■ **Provided records**

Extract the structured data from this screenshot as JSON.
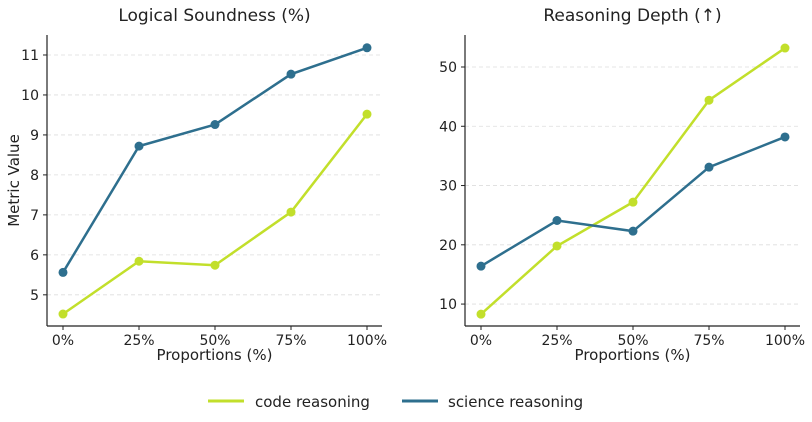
{
  "chart_data": [
    {
      "type": "line",
      "title": "Logical Soundness (%)",
      "xlabel": "Proportions (%)",
      "ylabel": "Metric Value",
      "categories": [
        "0%",
        "25%",
        "50%",
        "75%",
        "100%"
      ],
      "yticks": [
        5,
        6,
        7,
        8,
        9,
        10,
        11
      ],
      "ylim": [
        4.22,
        11.5
      ],
      "grid": "horizontal dashed",
      "series": [
        {
          "name": "code reasoning",
          "color": "#c2df2b",
          "values": [
            4.52,
            5.84,
            5.74,
            7.07,
            9.52
          ]
        },
        {
          "name": "science reasoning",
          "color": "#2e6f8e",
          "values": [
            5.56,
            8.72,
            9.26,
            10.52,
            11.18
          ]
        }
      ]
    },
    {
      "type": "line",
      "title": "Reasoning Depth (↑)",
      "xlabel": "Proportions (%)",
      "ylabel": "",
      "categories": [
        "0%",
        "25%",
        "50%",
        "75%",
        "100%"
      ],
      "yticks": [
        10,
        20,
        30,
        40,
        50
      ],
      "ylim": [
        6.3,
        55.4
      ],
      "grid": "horizontal dashed",
      "series": [
        {
          "name": "code reasoning",
          "color": "#c2df2b",
          "values": [
            8.3,
            19.8,
            27.2,
            44.4,
            53.2
          ]
        },
        {
          "name": "science reasoning",
          "color": "#2e6f8e",
          "values": [
            16.4,
            24.1,
            22.3,
            33.1,
            38.2
          ]
        }
      ]
    }
  ],
  "legend": {
    "placement": "bottom-center",
    "items": [
      {
        "label": "code reasoning",
        "color": "#c2df2b"
      },
      {
        "label": "science reasoning",
        "color": "#2e6f8e"
      }
    ]
  }
}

■ **Your objective**
Your task is to return the entries above exactly, with no pictures.

■ **Reply**
Extract the structured data from this screenshot as JSON.
{
  "chart_data": [
    {
      "type": "line",
      "title": "Logical Soundness (%)",
      "xlabel": "Proportions (%)",
      "ylabel": "Metric Value",
      "categories": [
        "0%",
        "25%",
        "50%",
        "75%",
        "100%"
      ],
      "yticks": [
        5,
        6,
        7,
        8,
        9,
        10,
        11
      ],
      "ylim": [
        4.22,
        11.5
      ],
      "grid": "horizontal dashed",
      "series": [
        {
          "name": "code reasoning",
          "color": "#c2df2b",
          "values": [
            4.52,
            5.84,
            5.74,
            7.07,
            9.52
          ]
        },
        {
          "name": "science reasoning",
          "color": "#2e6f8e",
          "values": [
            5.56,
            8.72,
            9.26,
            10.52,
            11.18
          ]
        }
      ]
    },
    {
      "type": "line",
      "title": "Reasoning Depth (↑)",
      "xlabel": "Proportions (%)",
      "ylabel": "",
      "categories": [
        "0%",
        "25%",
        "50%",
        "75%",
        "100%"
      ],
      "yticks": [
        10,
        20,
        30,
        40,
        50
      ],
      "ylim": [
        6.3,
        55.4
      ],
      "grid": "horizontal dashed",
      "series": [
        {
          "name": "code reasoning",
          "color": "#c2df2b",
          "values": [
            8.3,
            19.8,
            27.2,
            44.4,
            53.2
          ]
        },
        {
          "name": "science reasoning",
          "color": "#2e6f8e",
          "values": [
            16.4,
            24.1,
            22.3,
            33.1,
            38.2
          ]
        }
      ]
    }
  ],
  "legend": {
    "placement": "bottom-center",
    "items": [
      {
        "label": "code reasoning",
        "color": "#c2df2b"
      },
      {
        "label": "science reasoning",
        "color": "#2e6f8e"
      }
    ]
  }
}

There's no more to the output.